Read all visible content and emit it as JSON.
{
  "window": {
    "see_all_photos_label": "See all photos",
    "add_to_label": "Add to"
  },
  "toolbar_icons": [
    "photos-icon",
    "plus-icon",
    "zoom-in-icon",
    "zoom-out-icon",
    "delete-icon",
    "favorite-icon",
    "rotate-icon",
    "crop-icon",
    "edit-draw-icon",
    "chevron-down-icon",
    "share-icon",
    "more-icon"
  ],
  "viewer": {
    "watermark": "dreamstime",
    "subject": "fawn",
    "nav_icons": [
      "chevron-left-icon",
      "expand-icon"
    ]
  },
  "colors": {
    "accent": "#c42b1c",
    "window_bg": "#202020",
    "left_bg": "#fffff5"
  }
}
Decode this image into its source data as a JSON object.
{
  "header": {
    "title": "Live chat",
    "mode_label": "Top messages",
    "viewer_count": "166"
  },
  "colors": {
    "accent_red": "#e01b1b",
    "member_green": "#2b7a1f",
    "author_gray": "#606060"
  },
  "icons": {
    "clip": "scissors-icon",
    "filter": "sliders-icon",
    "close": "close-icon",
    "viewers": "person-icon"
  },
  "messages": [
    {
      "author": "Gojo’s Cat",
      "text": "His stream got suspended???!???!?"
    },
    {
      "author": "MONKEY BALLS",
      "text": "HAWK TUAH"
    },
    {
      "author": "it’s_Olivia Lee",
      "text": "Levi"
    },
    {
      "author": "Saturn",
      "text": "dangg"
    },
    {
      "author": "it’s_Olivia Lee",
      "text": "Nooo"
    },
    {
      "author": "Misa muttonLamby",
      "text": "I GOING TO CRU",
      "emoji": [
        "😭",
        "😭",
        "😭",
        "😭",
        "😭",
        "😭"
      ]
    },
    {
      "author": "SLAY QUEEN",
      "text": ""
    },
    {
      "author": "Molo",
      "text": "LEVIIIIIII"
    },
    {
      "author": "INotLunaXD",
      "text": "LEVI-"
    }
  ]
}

◆ **Exercise aim**
Give the listing again, word for word.

◆ **Full answer**
Read all visible content and emit it as JSON.
{
  "window": {
    "see_all_photos_label": "See all photos",
    "add_to_label": "Add to"
  },
  "toolbar_icons": [
    "photos-icon",
    "plus-icon",
    "zoom-in-icon",
    "zoom-out-icon",
    "delete-icon",
    "favorite-icon",
    "rotate-icon",
    "crop-icon",
    "edit-draw-icon",
    "chevron-down-icon",
    "share-icon",
    "more-icon"
  ],
  "viewer": {
    "watermark": "dreamstime",
    "subject": "fawn",
    "nav_icons": [
      "chevron-left-icon",
      "expand-icon"
    ]
  },
  "colors": {
    "accent": "#c42b1c",
    "window_bg": "#202020",
    "left_bg": "#fffff5"
  }
}
Decode this image into its source data as a JSON object.
{
  "header": {
    "title": "Live chat",
    "mode_label": "Top messages",
    "viewer_count": "166"
  },
  "colors": {
    "accent_red": "#e01b1b",
    "member_green": "#2b7a1f",
    "author_gray": "#606060"
  },
  "icons": {
    "clip": "scissors-icon",
    "filter": "sliders-icon",
    "close": "close-icon",
    "viewers": "person-icon"
  },
  "messages": [
    {
      "author": "Gojo’s Cat",
      "text": "His stream got suspended???!???!?"
    },
    {
      "author": "MONKEY BALLS",
      "text": "HAWK TUAH"
    },
    {
      "author": "it’s_Olivia Lee",
      "text": "Levi"
    },
    {
      "author": "Saturn",
      "text": "dangg"
    },
    {
      "author": "it’s_Olivia Lee",
      "text": "Nooo"
    },
    {
      "author": "Misa muttonLamby",
      "text": "I GOING TO CRU",
      "emoji": [
        "😭",
        "😭",
        "😭",
        "😭",
        "😭",
        "😭"
      ]
    },
    {
      "author": "SLAY QUEEN",
      "text": ""
    },
    {
      "author": "Molo",
      "text": "LEVIIIIIII"
    },
    {
      "author": "INotLunaXD",
      "text": "LEVI-"
    }
  ]
}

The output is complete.